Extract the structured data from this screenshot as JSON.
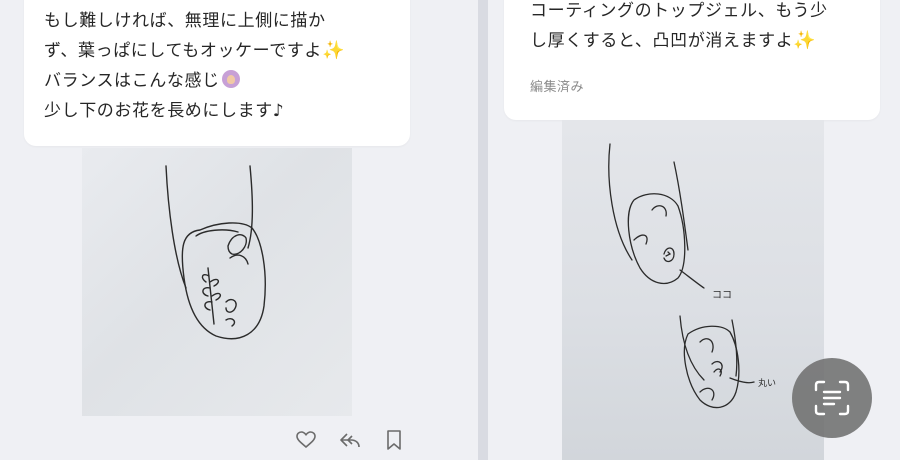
{
  "left_message": {
    "lines": [
      "もし難しければ、無理に上側に描か",
      "ず、葉っぱにしてもオッケーですよ",
      "バランスはこんな感じ",
      "少し下のお花を長めにします♪"
    ],
    "emoji_1": "✨",
    "emoji_3": "woman-emoji"
  },
  "right_message": {
    "lines": [
      "コーティングのトップジェル、もう少",
      "し厚くすると、凸凹が消えますよ"
    ],
    "emoji_2": "✨",
    "edited_label": "編集済み"
  },
  "right_sketch": {
    "annotation_top": "ココ",
    "annotation_bottom": "丸い"
  },
  "actions": {
    "like_icon": "heart-outline-icon",
    "reply_icon": "reply-arrow-icon",
    "bookmark_icon": "bookmark-outline-icon"
  },
  "scan_button": {
    "icon": "text-scan-icon"
  },
  "colors": {
    "background": "#eff0f4",
    "bubble": "#ffffff",
    "scan_button": "#707070",
    "sparkle": "#f2c94c"
  }
}
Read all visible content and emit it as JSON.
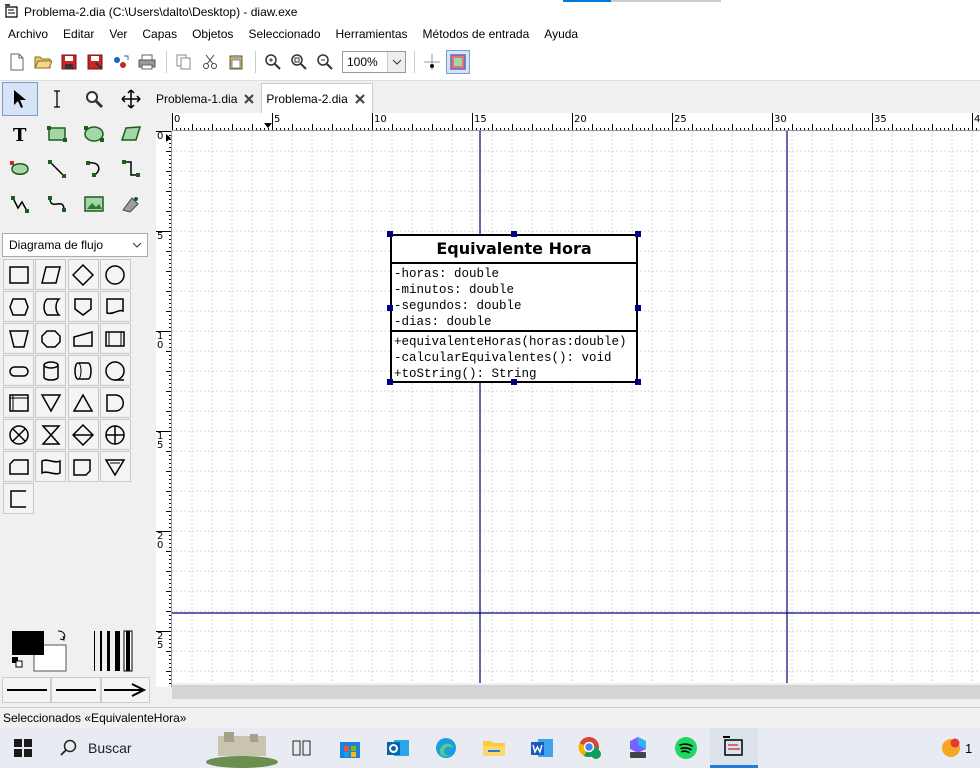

• • • • •

**EXERCISE GOAL**
Copy each line of the records precisely and drop any images they hold.

**TASK ANSWER**
Extract the structured data from this screenshot as JSON.
{
  "left_message": {
    "lines": [
      "もし難しければ、無理に上側に描か",
      "ず、葉っぱにしてもオッケーですよ",
      "バランスはこんな感じ",
      "少し下のお花を長めにします♪"
    ],
    "emoji_1": "✨",
    "emoji_3": "woman-emoji"
  },
  "right_message": {
    "lines": [
      "コーティングのトップジェル、もう少",
      "し厚くすると、凸凹が消えますよ"
    ],
    "emoji_2": "✨",
    "edited_label": "編集済み"
  },
  "right_sketch": {
    "annotation_top": "ココ",
    "annotation_bottom": "丸い"
  },
  "actions": {
    "like_icon": "heart-outline-icon",
    "reply_icon": "reply-arrow-icon",
    "bookmark_icon": "bookmark-outline-icon"
  },
  "scan_button": {
    "icon": "text-scan-icon"
  },
  "colors": {
    "background": "#eff0f4",
    "bubble": "#ffffff",
    "scan_button": "#707070",
    "sparkle": "#f2c94c"
  }
}
Read all visible content and emit it as JSON.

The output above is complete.